Stored entries

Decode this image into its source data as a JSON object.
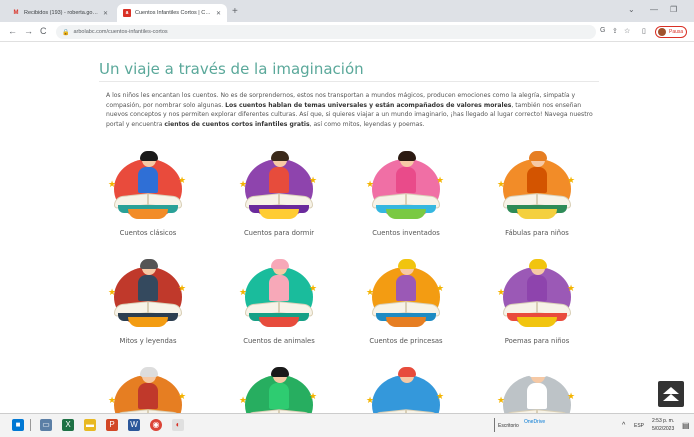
{
  "browser": {
    "tabs": [
      {
        "favicon": "gmail-icon",
        "title": "Recibidos (193) - roberta.gonzal...",
        "active": false
      },
      {
        "favicon": "arbolabc-icon",
        "title": "Cuentos Infantiles Cortos | Cuent...",
        "active": true
      }
    ],
    "new_tab": "+",
    "url": "arbolabc.com/cuentos-infantiles-cortos",
    "profile_label": "Pausa"
  },
  "page": {
    "title": "Un viaje a través de la imaginación",
    "intro_parts": [
      {
        "text": "A los niños les encantan los cuentos. No es de sorprendernos, estos nos transportan a mundos mágicos, producen emociones como la alegría, simpatía y compasión, por nombrar solo algunas. ",
        "bold": false
      },
      {
        "text": "Los cuentos hablan de temas universales y están acompañados de valores morales",
        "bold": true
      },
      {
        "text": ", también nos enseñan nuevos conceptos y nos permiten explorar diferentes culturas. Así que, si quieres viajar a un mundo imaginario, ¡has llegado al lugar correcto! Navega nuestro portal y encuentra ",
        "bold": false
      },
      {
        "text": "cientos de cuentos cortos infantiles gratis",
        "bold": true
      },
      {
        "text": ", así como mitos, leyendas y poemas.",
        "bold": false
      }
    ],
    "categories": [
      {
        "label": "Cuentos clásicos",
        "ring": "#e94b3c",
        "cover": "#2aa198",
        "base": "#f28c28",
        "hair": "#1a1a1a",
        "body": "#2f6fd6"
      },
      {
        "label": "Cuentos para dormir",
        "ring": "#8e44ad",
        "cover": "#6a2a9c",
        "base": "#ffcc33",
        "hair": "#3b2a1a",
        "body": "#e74c3c"
      },
      {
        "label": "Cuentos inventados",
        "ring": "#f06fa5",
        "cover": "#35b7e0",
        "base": "#7ac943",
        "hair": "#2b1a12",
        "body": "#e94b8a"
      },
      {
        "label": "Fábulas para niños",
        "ring": "#f28c28",
        "cover": "#2e8b57",
        "base": "#f4d03f",
        "hair": "#e67e22",
        "body": "#d35400"
      },
      {
        "label": "Mitos y leyendas",
        "ring": "#c0392b",
        "cover": "#2c3e50",
        "base": "#f39c12",
        "hair": "#555555",
        "body": "#34495e"
      },
      {
        "label": "Cuentos de animales",
        "ring": "#1abc9c",
        "cover": "#16a085",
        "base": "#e74c3c",
        "hair": "#f7a8b8",
        "body": "#f7a8b8"
      },
      {
        "label": "Cuentos de princesas",
        "ring": "#f39c12",
        "cover": "#1e8bc3",
        "base": "#e67e22",
        "hair": "#f1c40f",
        "body": "#9b59b6"
      },
      {
        "label": "Poemas para niños",
        "ring": "#9b59b6",
        "cover": "#e94b3c",
        "base": "#f1c40f",
        "hair": "#f1c40f",
        "body": "#8e44ad"
      },
      {
        "label": "",
        "ring": "#e67e22",
        "cover": "#27ae60",
        "base": "#e74c3c",
        "hair": "#dddddd",
        "body": "#c0392b"
      },
      {
        "label": "",
        "ring": "#27ae60",
        "cover": "#2980b9",
        "base": "#f39c12",
        "hair": "#1a1a1a",
        "body": "#2ecc71"
      },
      {
        "label": "",
        "ring": "#3498db",
        "cover": "#e74c3c",
        "base": "#f1c40f",
        "hair": "#e74c3c",
        "body": "#3498db"
      },
      {
        "label": "",
        "ring": "#bdc3c7",
        "cover": "#7f8c8d",
        "base": "#e74c3c",
        "hair": "#ffffff",
        "body": "#ffffff"
      }
    ]
  },
  "taskbar": {
    "search_text": "Escritorio",
    "onedrive": "OneDrive",
    "lang": "ESP",
    "time": "2:53 p. m.",
    "date": "5/02/2023"
  }
}
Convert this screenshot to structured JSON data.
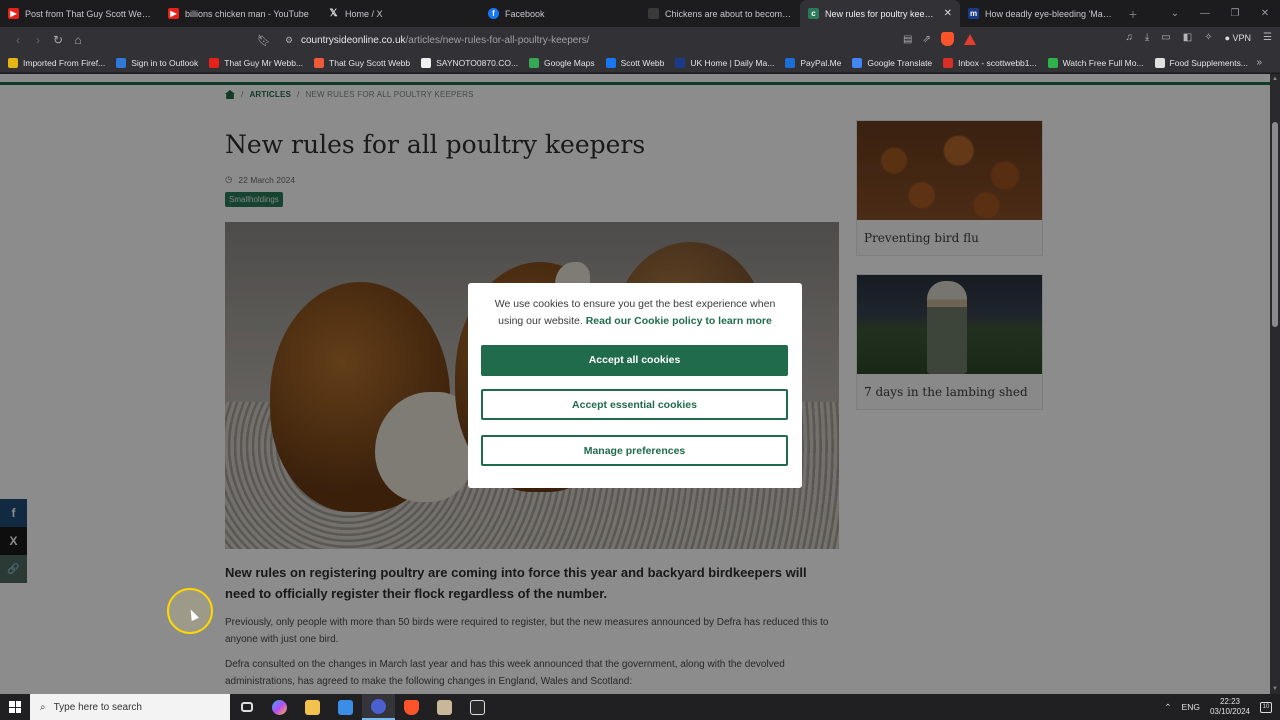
{
  "browser": {
    "tabs": [
      {
        "label": "Post from That Guy Scott Webb - Y",
        "icon": "youtube-icon",
        "color": "#e62117"
      },
      {
        "label": "billions chicken man - YouTube",
        "icon": "youtube-icon",
        "color": "#e62117"
      },
      {
        "label": "Home / X",
        "icon": "x-icon",
        "color": "#e6e6e6"
      },
      {
        "label": "Facebook",
        "icon": "facebook-icon",
        "color": "#1877f2"
      },
      {
        "label": "Chickens are about to become illeg",
        "icon": "generic-icon",
        "color": "#3a3a3a"
      },
      {
        "label": "New rules for poultry keepers",
        "icon": "countryside-icon",
        "color": "#2b7a5a",
        "active": true
      },
      {
        "label": "How deadly eye-bleeding 'Marburg",
        "icon": "newspaper-icon",
        "color": "#1a3a8a"
      }
    ],
    "url_domain": "countrysideonline.co.uk",
    "url_path": "/articles/new-rules-for-all-poultry-keepers/",
    "vpn_label": "VPN",
    "bookmarks": [
      {
        "label": "Imported From Firef...",
        "color": "#e7b416"
      },
      {
        "label": "Sign in to Outlook",
        "color": "#2f7ad8"
      },
      {
        "label": "That Guy Mr Webb...",
        "color": "#e62117"
      },
      {
        "label": "That Guy Scott Webb",
        "color": "#ef5a3a"
      },
      {
        "label": "SAYNOTO0870.CO...",
        "color": "#f0f0f0"
      },
      {
        "label": "Google Maps",
        "color": "#34a853"
      },
      {
        "label": "Scott Webb",
        "color": "#1877f2"
      },
      {
        "label": "UK Home | Daily Ma...",
        "color": "#1a3a8a"
      },
      {
        "label": "PayPal.Me",
        "color": "#1a6ed8"
      },
      {
        "label": "Google Translate",
        "color": "#4285f4"
      },
      {
        "label": "Inbox - scottwebb1...",
        "color": "#d93025"
      },
      {
        "label": "Watch Free Full Mo...",
        "color": "#2db34a"
      },
      {
        "label": "Food Supplements...",
        "color": "#e0e0e0"
      }
    ]
  },
  "breadcrumb": {
    "articles": "ARTICLES",
    "current": "NEW RULES FOR ALL POULTRY KEEPERS"
  },
  "article": {
    "title": "New rules for all poultry keepers",
    "date": "22 March 2024",
    "tag": "Smallholdings",
    "lead": "New rules on registering poultry are coming into force this year and backyard birdkeepers will need to officially register their flock regardless of the number.",
    "p1": "Previously, only people with more than 50 birds were required to register, but the new measures announced by Defra has reduced this to anyone with just one bird.",
    "p2": "Defra consulted on the changes in March last year and has this week announced that the government, along with the devolved administrations, has agreed to make the following changes in England, Wales and Scotland:"
  },
  "sidebar": {
    "card1": "Preventing bird flu",
    "card2": "7 days in the lambing shed"
  },
  "cookie_modal": {
    "text": "We use cookies to ensure you get the best experience when using our website.",
    "link": "Read our Cookie policy to learn more",
    "accept_all": "Accept all cookies",
    "accept_essential": "Accept essential cookies",
    "manage": "Manage preferences"
  },
  "share": {
    "facebook": "f",
    "x": "X",
    "link": "🔗"
  },
  "taskbar": {
    "search_placeholder": "Type here to search",
    "lang": "ENG",
    "time": "22:23",
    "date": "03/10/2024",
    "notif_count": "10"
  },
  "colors": {
    "brand_green": "#1f6b4c",
    "tag_green": "#2b7a5a"
  }
}
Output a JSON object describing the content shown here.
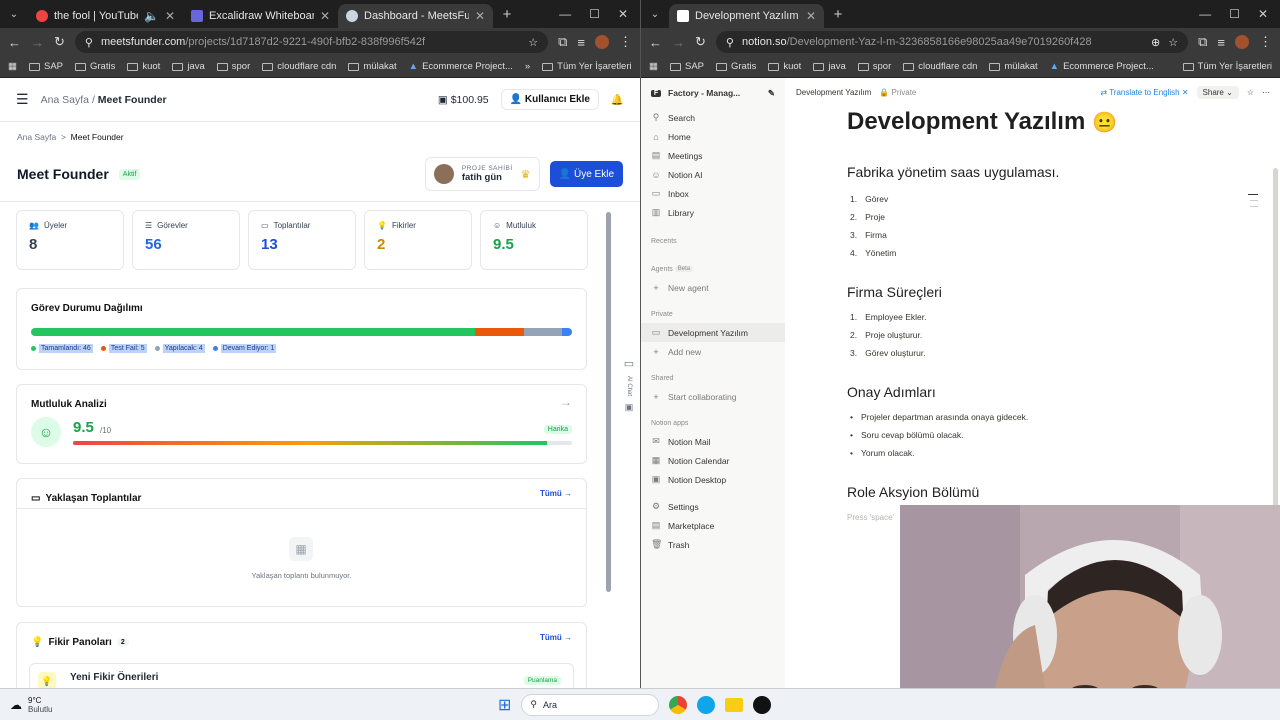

→ EXERCISE
Without the pictures, write out the whole listing above exactly as it appears.

→ EXPECTED ANSWER
Decode this image into its source data as a JSON object.
{
  "browser": {
    "tabs": [
      {
        "favicon": "gmail-icon",
        "title": "Recibidos (193) - roberta.gonzal...",
        "active": false
      },
      {
        "favicon": "arbolabc-icon",
        "title": "Cuentos Infantiles Cortos | Cuent...",
        "active": true
      }
    ],
    "new_tab": "+",
    "url": "arbolabc.com/cuentos-infantiles-cortos",
    "profile_label": "Pausa"
  },
  "page": {
    "title": "Un viaje a través de la imaginación",
    "intro_parts": [
      {
        "text": "A los niños les encantan los cuentos. No es de sorprendernos, estos nos transportan a mundos mágicos, producen emociones como la alegría, simpatía y compasión, por nombrar solo algunas. ",
        "bold": false
      },
      {
        "text": "Los cuentos hablan de temas universales y están acompañados de valores morales",
        "bold": true
      },
      {
        "text": ", también nos enseñan nuevos conceptos y nos permiten explorar diferentes culturas. Así que, si quieres viajar a un mundo imaginario, ¡has llegado al lugar correcto! Navega nuestro portal y encuentra ",
        "bold": false
      },
      {
        "text": "cientos de cuentos cortos infantiles gratis",
        "bold": true
      },
      {
        "text": ", así como mitos, leyendas y poemas.",
        "bold": false
      }
    ],
    "categories": [
      {
        "label": "Cuentos clásicos",
        "ring": "#e94b3c",
        "cover": "#2aa198",
        "base": "#f28c28",
        "hair": "#1a1a1a",
        "body": "#2f6fd6"
      },
      {
        "label": "Cuentos para dormir",
        "ring": "#8e44ad",
        "cover": "#6a2a9c",
        "base": "#ffcc33",
        "hair": "#3b2a1a",
        "body": "#e74c3c"
      },
      {
        "label": "Cuentos inventados",
        "ring": "#f06fa5",
        "cover": "#35b7e0",
        "base": "#7ac943",
        "hair": "#2b1a12",
        "body": "#e94b8a"
      },
      {
        "label": "Fábulas para niños",
        "ring": "#f28c28",
        "cover": "#2e8b57",
        "base": "#f4d03f",
        "hair": "#e67e22",
        "body": "#d35400"
      },
      {
        "label": "Mitos y leyendas",
        "ring": "#c0392b",
        "cover": "#2c3e50",
        "base": "#f39c12",
        "hair": "#555555",
        "body": "#34495e"
      },
      {
        "label": "Cuentos de animales",
        "ring": "#1abc9c",
        "cover": "#16a085",
        "base": "#e74c3c",
        "hair": "#f7a8b8",
        "body": "#f7a8b8"
      },
      {
        "label": "Cuentos de princesas",
        "ring": "#f39c12",
        "cover": "#1e8bc3",
        "base": "#e67e22",
        "hair": "#f1c40f",
        "body": "#9b59b6"
      },
      {
        "label": "Poemas para niños",
        "ring": "#9b59b6",
        "cover": "#e94b3c",
        "base": "#f1c40f",
        "hair": "#f1c40f",
        "body": "#8e44ad"
      },
      {
        "label": "",
        "ring": "#e67e22",
        "cover": "#27ae60",
        "base": "#e74c3c",
        "hair": "#dddddd",
        "body": "#c0392b"
      },
      {
        "label": "",
        "ring": "#27ae60",
        "cover": "#2980b9",
        "base": "#f39c12",
        "hair": "#1a1a1a",
        "body": "#2ecc71"
      },
      {
        "label": "",
        "ring": "#3498db",
        "cover": "#e74c3c",
        "base": "#f1c40f",
        "hair": "#e74c3c",
        "body": "#3498db"
      },
      {
        "label": "",
        "ring": "#bdc3c7",
        "cover": "#7f8c8d",
        "base": "#e74c3c",
        "hair": "#ffffff",
        "body": "#ffffff"
      }
    ]
  },
  "taskbar": {
    "search_text": "Escritorio",
    "onedrive": "OneDrive",
    "lang": "ESP",
    "time": "2:53 p. m.",
    "date": "5/02/2023"
  }
}
Convert this screenshot to structured JSON data.
{
  "browser": {
    "tabs": [
      {
        "label": "Post from That Guy Scott Webb - Y",
        "icon": "youtube-icon",
        "color": "#e62117"
      },
      {
        "label": "billions chicken man - YouTube",
        "icon": "youtube-icon",
        "color": "#e62117"
      },
      {
        "label": "Home / X",
        "icon": "x-icon",
        "color": "#e6e6e6"
      },
      {
        "label": "Facebook",
        "icon": "facebook-icon",
        "color": "#1877f2"
      },
      {
        "label": "Chickens are about to become illeg",
        "icon": "generic-icon",
        "color": "#3a3a3a"
      },
      {
        "label": "New rules for poultry keepers",
        "icon": "countryside-icon",
        "color": "#2b7a5a",
        "active": true
      },
      {
        "label": "How deadly eye-bleeding 'Marburg",
        "icon": "newspaper-icon",
        "color": "#1a3a8a"
      }
    ],
    "url_domain": "countrysideonline.co.uk",
    "url_path": "/articles/new-rules-for-all-poultry-keepers/",
    "vpn_label": "VPN",
    "bookmarks": [
      {
        "label": "Imported From Firef...",
        "color": "#e7b416"
      },
      {
        "label": "Sign in to Outlook",
        "color": "#2f7ad8"
      },
      {
        "label": "That Guy Mr Webb...",
        "color": "#e62117"
      },
      {
        "label": "That Guy Scott Webb",
        "color": "#ef5a3a"
      },
      {
        "label": "SAYNOTO0870.CO...",
        "color": "#f0f0f0"
      },
      {
        "label": "Google Maps",
        "color": "#34a853"
      },
      {
        "label": "Scott Webb",
        "color": "#1877f2"
      },
      {
        "label": "UK Home | Daily Ma...",
        "color": "#1a3a8a"
      },
      {
        "label": "PayPal.Me",
        "color": "#1a6ed8"
      },
      {
        "label": "Google Translate",
        "color": "#4285f4"
      },
      {
        "label": "Inbox - scottwebb1...",
        "color": "#d93025"
      },
      {
        "label": "Watch Free Full Mo...",
        "color": "#2db34a"
      },
      {
        "label": "Food Supplements...",
        "color": "#e0e0e0"
      }
    ]
  },
  "breadcrumb": {
    "articles": "ARTICLES",
    "current": "NEW RULES FOR ALL POULTRY KEEPERS"
  },
  "article": {
    "title": "New rules for all poultry keepers",
    "date": "22 March 2024",
    "tag": "Smallholdings",
    "lead": "New rules on registering poultry are coming into force this year and backyard birdkeepers will need to officially register their flock regardless of the number.",
    "p1": "Previously, only people with more than 50 birds were required to register, but the new measures announced by Defra has reduced this to anyone with just one bird.",
    "p2": "Defra consulted on the changes in March last year and has this week announced that the government, along with the devolved administrations, has agreed to make the following changes in England, Wales and Scotland:"
  },
  "sidebar": {
    "card1": "Preventing bird flu",
    "card2": "7 days in the lambing shed"
  },
  "cookie_modal": {
    "text": "We use cookies to ensure you get the best experience when using our website.",
    "link": "Read our Cookie policy to learn more",
    "accept_all": "Accept all cookies",
    "accept_essential": "Accept essential cookies",
    "manage": "Manage preferences"
  },
  "share": {
    "facebook": "f",
    "x": "X",
    "link": "🔗"
  },
  "taskbar": {
    "search_placeholder": "Type here to search",
    "lang": "ENG",
    "time": "22:23",
    "date": "03/10/2024",
    "notif_count": "10"
  },
  "colors": {
    "brand_green": "#1f6b4c",
    "tag_green": "#2b7a5a"
  }
}
Output a JSON object describing the content shown here.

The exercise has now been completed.